Information supplied
-- -- --
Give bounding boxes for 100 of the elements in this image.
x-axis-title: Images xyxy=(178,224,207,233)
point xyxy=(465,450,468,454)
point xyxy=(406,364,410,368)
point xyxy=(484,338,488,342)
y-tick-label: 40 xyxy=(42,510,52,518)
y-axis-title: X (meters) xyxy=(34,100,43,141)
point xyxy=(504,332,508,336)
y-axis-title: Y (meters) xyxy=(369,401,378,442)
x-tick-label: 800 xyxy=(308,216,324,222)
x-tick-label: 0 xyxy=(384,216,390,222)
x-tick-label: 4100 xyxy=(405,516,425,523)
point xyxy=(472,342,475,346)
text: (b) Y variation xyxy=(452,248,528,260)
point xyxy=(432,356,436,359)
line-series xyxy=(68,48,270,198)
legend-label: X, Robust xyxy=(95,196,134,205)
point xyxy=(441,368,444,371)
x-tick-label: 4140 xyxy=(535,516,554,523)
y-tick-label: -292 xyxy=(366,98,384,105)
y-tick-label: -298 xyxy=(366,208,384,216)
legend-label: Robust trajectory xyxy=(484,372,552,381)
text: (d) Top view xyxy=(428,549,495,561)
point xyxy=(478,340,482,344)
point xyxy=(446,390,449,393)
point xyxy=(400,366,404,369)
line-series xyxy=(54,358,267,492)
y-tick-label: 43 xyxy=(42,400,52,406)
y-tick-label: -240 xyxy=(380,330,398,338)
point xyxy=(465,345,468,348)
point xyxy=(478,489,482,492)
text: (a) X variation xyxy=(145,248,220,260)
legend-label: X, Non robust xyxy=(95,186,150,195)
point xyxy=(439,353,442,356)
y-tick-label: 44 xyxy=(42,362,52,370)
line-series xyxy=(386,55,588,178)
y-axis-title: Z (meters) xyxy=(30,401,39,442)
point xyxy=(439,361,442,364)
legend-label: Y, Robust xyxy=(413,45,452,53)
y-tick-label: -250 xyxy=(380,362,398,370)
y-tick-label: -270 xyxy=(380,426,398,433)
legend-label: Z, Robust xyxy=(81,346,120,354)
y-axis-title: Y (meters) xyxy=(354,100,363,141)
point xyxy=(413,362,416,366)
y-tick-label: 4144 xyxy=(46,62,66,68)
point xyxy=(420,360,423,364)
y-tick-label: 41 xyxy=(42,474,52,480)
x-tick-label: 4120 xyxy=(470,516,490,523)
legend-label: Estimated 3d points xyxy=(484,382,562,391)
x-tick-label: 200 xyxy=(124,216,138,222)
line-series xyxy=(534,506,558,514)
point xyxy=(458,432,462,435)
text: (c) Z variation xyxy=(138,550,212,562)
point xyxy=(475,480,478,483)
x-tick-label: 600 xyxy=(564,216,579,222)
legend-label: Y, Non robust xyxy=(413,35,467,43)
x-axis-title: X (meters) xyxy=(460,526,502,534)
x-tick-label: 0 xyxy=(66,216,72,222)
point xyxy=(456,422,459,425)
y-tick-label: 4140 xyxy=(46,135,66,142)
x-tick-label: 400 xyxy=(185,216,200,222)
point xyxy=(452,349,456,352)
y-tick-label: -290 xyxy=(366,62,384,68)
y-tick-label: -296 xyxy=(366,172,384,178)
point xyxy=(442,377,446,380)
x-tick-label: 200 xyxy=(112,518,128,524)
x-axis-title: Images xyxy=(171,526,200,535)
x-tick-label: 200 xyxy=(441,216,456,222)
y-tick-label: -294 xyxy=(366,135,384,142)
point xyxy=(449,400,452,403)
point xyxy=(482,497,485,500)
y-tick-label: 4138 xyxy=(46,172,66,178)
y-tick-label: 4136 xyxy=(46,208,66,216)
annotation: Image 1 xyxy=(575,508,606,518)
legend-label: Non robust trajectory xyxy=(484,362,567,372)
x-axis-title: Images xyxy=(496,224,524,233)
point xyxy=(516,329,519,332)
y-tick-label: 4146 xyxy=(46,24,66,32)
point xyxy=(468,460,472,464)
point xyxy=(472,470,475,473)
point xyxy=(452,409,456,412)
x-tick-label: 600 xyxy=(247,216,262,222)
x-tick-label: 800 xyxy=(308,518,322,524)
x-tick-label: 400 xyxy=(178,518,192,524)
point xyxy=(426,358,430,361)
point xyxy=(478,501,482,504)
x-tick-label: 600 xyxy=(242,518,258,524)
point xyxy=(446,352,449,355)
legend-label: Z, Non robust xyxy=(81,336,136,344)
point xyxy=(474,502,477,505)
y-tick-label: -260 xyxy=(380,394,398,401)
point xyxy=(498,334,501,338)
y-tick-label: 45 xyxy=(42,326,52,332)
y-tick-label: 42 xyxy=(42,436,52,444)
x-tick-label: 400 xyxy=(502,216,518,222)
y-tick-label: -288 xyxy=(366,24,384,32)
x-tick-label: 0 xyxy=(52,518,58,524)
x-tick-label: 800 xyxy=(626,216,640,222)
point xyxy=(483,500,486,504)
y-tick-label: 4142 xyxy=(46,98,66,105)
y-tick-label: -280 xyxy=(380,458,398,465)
-- -- --
Reproduce every line of the items above verbatim, character for character.

Give bounding boxes for 100 of the elements in this image.
x-axis-title: Images xyxy=(178,224,207,233)
point xyxy=(465,450,468,454)
point xyxy=(406,364,410,368)
point xyxy=(484,338,488,342)
y-tick-label: 40 xyxy=(42,510,52,518)
y-axis-title: X (meters) xyxy=(34,100,43,141)
point xyxy=(504,332,508,336)
y-axis-title: Y (meters) xyxy=(369,401,378,442)
x-tick-label: 800 xyxy=(308,216,324,222)
x-tick-label: 0 xyxy=(384,216,390,222)
x-tick-label: 4100 xyxy=(405,516,425,523)
point xyxy=(472,342,475,346)
text: (b) Y variation xyxy=(452,248,528,260)
point xyxy=(432,356,436,359)
line-series xyxy=(68,48,270,198)
legend-label: X, Robust xyxy=(95,196,134,205)
point xyxy=(441,368,444,371)
x-tick-label: 4140 xyxy=(535,516,554,523)
y-tick-label: -292 xyxy=(366,98,384,105)
y-tick-label: -298 xyxy=(366,208,384,216)
legend-label: Robust trajectory xyxy=(484,372,552,381)
text: (d) Top view xyxy=(428,549,495,561)
point xyxy=(478,340,482,344)
point xyxy=(446,390,449,393)
point xyxy=(400,366,404,369)
line-series xyxy=(54,358,267,492)
y-tick-label: 43 xyxy=(42,400,52,406)
y-tick-label: -240 xyxy=(380,330,398,338)
point xyxy=(465,345,468,348)
point xyxy=(478,489,482,492)
text: (a) X variation xyxy=(145,248,220,260)
legend-label: X, Non robust xyxy=(95,186,150,195)
point xyxy=(439,353,442,356)
y-tick-label: 44 xyxy=(42,362,52,370)
line-series xyxy=(386,55,588,178)
y-axis-title: Z (meters) xyxy=(30,401,39,442)
point xyxy=(439,361,442,364)
legend-label: Y, Robust xyxy=(413,45,452,53)
y-tick-label: -250 xyxy=(380,362,398,370)
y-tick-label: -270 xyxy=(380,426,398,433)
legend-label: Z, Robust xyxy=(81,346,120,354)
y-axis-title: Y (meters) xyxy=(354,100,363,141)
point xyxy=(413,362,416,366)
y-tick-label: 4144 xyxy=(46,62,66,68)
point xyxy=(420,360,423,364)
y-tick-label: 41 xyxy=(42,474,52,480)
x-tick-label: 4120 xyxy=(470,516,490,523)
legend-label: Estimated 3d points xyxy=(484,382,562,391)
x-tick-label: 200 xyxy=(124,216,138,222)
line-series xyxy=(534,506,558,514)
point xyxy=(458,432,462,435)
text: (c) Z variation xyxy=(138,550,212,562)
point xyxy=(475,480,478,483)
x-tick-label: 600 xyxy=(564,216,579,222)
legend-label: Y, Non robust xyxy=(413,35,467,43)
x-axis-title: X (meters) xyxy=(460,526,502,534)
x-tick-label: 0 xyxy=(66,216,72,222)
point xyxy=(456,422,459,425)
y-tick-label: 4140 xyxy=(46,135,66,142)
x-tick-label: 400 xyxy=(185,216,200,222)
point xyxy=(452,349,456,352)
y-tick-label: -290 xyxy=(366,62,384,68)
y-tick-label: -296 xyxy=(366,172,384,178)
point xyxy=(442,377,446,380)
x-tick-label: 200 xyxy=(112,518,128,524)
x-axis-title: Images xyxy=(171,526,200,535)
x-tick-label: 200 xyxy=(441,216,456,222)
y-tick-label: -294 xyxy=(366,135,384,142)
point xyxy=(449,400,452,403)
point xyxy=(482,497,485,500)
y-tick-label: 4138 xyxy=(46,172,66,178)
y-tick-label: 4136 xyxy=(46,208,66,216)
annotation: Image 1 xyxy=(575,508,606,518)
legend-label: Non robust trajectory xyxy=(484,362,567,372)
x-axis-title: Images xyxy=(496,224,524,233)
point xyxy=(516,329,519,332)
y-tick-label: 4146 xyxy=(46,24,66,32)
point xyxy=(468,460,472,464)
point xyxy=(472,470,475,473)
point xyxy=(452,409,456,412)
x-tick-label: 600 xyxy=(247,216,262,222)
x-tick-label: 800 xyxy=(308,518,322,524)
x-tick-label: 400 xyxy=(178,518,192,524)
point xyxy=(426,358,430,361)
point xyxy=(478,501,482,504)
x-tick-label: 600 xyxy=(242,518,258,524)
point xyxy=(446,352,449,355)
legend-label: Z, Non robust xyxy=(81,336,136,344)
point xyxy=(474,502,477,505)
y-tick-label: -260 xyxy=(380,394,398,401)
point xyxy=(498,334,501,338)
y-tick-label: 45 xyxy=(42,326,52,332)
y-tick-label: 42 xyxy=(42,436,52,444)
x-tick-label: 400 xyxy=(502,216,518,222)
y-tick-label: -288 xyxy=(366,24,384,32)
x-tick-label: 0 xyxy=(52,518,58,524)
x-tick-label: 800 xyxy=(626,216,640,222)
point xyxy=(483,500,486,504)
y-tick-label: 4142 xyxy=(46,98,66,105)
y-tick-label: -280 xyxy=(380,458,398,465)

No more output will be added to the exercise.